GIVEN REQUEST:
Among the following entries, count the lines that contain "информации" and report only the result.

********************

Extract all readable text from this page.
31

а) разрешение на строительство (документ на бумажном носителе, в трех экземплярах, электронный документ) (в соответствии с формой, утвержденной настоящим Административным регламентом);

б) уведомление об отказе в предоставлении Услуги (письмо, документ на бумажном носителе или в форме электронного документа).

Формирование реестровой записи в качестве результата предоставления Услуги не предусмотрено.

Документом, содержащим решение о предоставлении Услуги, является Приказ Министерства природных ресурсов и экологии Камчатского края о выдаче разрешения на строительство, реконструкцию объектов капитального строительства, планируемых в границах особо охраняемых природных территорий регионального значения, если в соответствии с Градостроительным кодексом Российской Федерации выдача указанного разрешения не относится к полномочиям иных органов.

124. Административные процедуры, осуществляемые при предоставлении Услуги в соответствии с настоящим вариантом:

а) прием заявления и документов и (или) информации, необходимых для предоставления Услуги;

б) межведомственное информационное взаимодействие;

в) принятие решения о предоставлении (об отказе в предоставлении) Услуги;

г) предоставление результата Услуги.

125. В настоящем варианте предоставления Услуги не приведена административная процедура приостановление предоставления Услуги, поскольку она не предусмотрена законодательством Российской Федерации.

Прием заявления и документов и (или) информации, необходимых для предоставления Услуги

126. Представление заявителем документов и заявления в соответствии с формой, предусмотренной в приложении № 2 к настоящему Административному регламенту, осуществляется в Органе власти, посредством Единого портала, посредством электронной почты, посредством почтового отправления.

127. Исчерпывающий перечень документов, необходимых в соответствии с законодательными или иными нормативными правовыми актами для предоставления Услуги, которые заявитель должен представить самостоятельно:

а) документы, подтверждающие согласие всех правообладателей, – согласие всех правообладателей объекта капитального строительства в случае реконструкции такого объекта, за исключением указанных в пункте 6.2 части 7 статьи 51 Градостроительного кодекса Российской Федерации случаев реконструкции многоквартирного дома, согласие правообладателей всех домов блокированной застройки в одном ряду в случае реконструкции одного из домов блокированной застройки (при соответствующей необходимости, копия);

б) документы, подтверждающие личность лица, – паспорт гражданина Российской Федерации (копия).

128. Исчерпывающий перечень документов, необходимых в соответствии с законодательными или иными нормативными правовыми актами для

********************

SOLVED PROBLEM:
2